++++ EXERCISE INPUT
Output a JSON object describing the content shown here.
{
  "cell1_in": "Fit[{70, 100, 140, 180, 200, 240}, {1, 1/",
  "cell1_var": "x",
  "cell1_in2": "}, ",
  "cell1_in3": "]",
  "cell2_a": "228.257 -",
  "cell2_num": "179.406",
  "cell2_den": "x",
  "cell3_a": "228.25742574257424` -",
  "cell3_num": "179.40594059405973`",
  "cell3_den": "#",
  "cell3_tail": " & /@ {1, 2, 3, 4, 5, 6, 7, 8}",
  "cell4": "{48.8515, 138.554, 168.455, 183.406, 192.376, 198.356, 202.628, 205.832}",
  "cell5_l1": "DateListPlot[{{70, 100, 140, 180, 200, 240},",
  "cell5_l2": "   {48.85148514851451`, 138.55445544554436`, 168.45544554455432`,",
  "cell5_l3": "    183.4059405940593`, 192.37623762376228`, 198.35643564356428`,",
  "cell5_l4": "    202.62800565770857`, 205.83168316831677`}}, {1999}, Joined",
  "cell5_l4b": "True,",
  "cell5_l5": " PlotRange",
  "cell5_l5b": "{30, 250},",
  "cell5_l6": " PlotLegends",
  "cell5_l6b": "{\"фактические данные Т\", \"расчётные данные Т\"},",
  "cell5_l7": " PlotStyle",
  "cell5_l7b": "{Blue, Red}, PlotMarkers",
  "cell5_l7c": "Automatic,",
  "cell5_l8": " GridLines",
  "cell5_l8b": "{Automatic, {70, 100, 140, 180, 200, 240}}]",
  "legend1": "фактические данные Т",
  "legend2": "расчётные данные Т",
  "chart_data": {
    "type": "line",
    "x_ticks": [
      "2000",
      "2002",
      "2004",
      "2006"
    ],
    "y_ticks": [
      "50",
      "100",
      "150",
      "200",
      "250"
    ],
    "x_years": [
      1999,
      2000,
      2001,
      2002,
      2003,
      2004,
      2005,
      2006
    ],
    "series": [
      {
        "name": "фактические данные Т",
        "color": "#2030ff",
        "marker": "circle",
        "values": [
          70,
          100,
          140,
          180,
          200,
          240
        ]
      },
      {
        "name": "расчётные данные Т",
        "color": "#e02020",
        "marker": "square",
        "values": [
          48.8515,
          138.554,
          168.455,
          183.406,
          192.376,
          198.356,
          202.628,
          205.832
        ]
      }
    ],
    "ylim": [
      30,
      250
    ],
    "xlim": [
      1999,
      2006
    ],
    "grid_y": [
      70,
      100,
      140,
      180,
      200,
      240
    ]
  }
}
++++++++
● REQUIREMENTS
Reproduce the full set of records precisely.

● COMPLETED EXERCISE
Output a JSON object describing the content shown here.
{
  "cell1_in": "Fit[{70, 100, 140, 180, 200, 240}, {1, 1/",
  "cell1_var": "x",
  "cell1_in2": "}, ",
  "cell1_in3": "]",
  "cell2_a": "228.257 -",
  "cell2_num": "179.406",
  "cell2_den": "x",
  "cell3_a": "228.25742574257424` -",
  "cell3_num": "179.40594059405973`",
  "cell3_den": "#",
  "cell3_tail": " & /@ {1, 2, 3, 4, 5, 6, 7, 8}",
  "cell4": "{48.8515, 138.554, 168.455, 183.406, 192.376, 198.356, 202.628, 205.832}",
  "cell5_l1": "DateListPlot[{{70, 100, 140, 180, 200, 240},",
  "cell5_l2": "   {48.85148514851451`, 138.55445544554436`, 168.45544554455432`,",
  "cell5_l3": "    183.4059405940593`, 192.37623762376228`, 198.35643564356428`,",
  "cell5_l4": "    202.62800565770857`, 205.83168316831677`}}, {1999}, Joined",
  "cell5_l4b": "True,",
  "cell5_l5": " PlotRange",
  "cell5_l5b": "{30, 250},",
  "cell5_l6": " PlotLegends",
  "cell5_l6b": "{\"фактические данные Т\", \"расчётные данные Т\"},",
  "cell5_l7": " PlotStyle",
  "cell5_l7b": "{Blue, Red}, PlotMarkers",
  "cell5_l7c": "Automatic,",
  "cell5_l8": " GridLines",
  "cell5_l8b": "{Automatic, {70, 100, 140, 180, 200, 240}}]",
  "legend1": "фактические данные Т",
  "legend2": "расчётные данные Т",
  "chart_data": {
    "type": "line",
    "x_ticks": [
      "2000",
      "2002",
      "2004",
      "2006"
    ],
    "y_ticks": [
      "50",
      "100",
      "150",
      "200",
      "250"
    ],
    "x_years": [
      1999,
      2000,
      2001,
      2002,
      2003,
      2004,
      2005,
      2006
    ],
    "series": [
      {
        "name": "фактические данные Т",
        "color": "#2030ff",
        "marker": "circle",
        "values": [
          70,
          100,
          140,
          180,
          200,
          240
        ]
      },
      {
        "name": "расчётные данные Т",
        "color": "#e02020",
        "marker": "square",
        "values": [
          48.8515,
          138.554,
          168.455,
          183.406,
          192.376,
          198.356,
          202.628,
          205.832
        ]
      }
    ],
    "ylim": [
      30,
      250
    ],
    "xlim": [
      1999,
      2006
    ],
    "grid_y": [
      70,
      100,
      140,
      180,
      200,
      240
    ]
  }
}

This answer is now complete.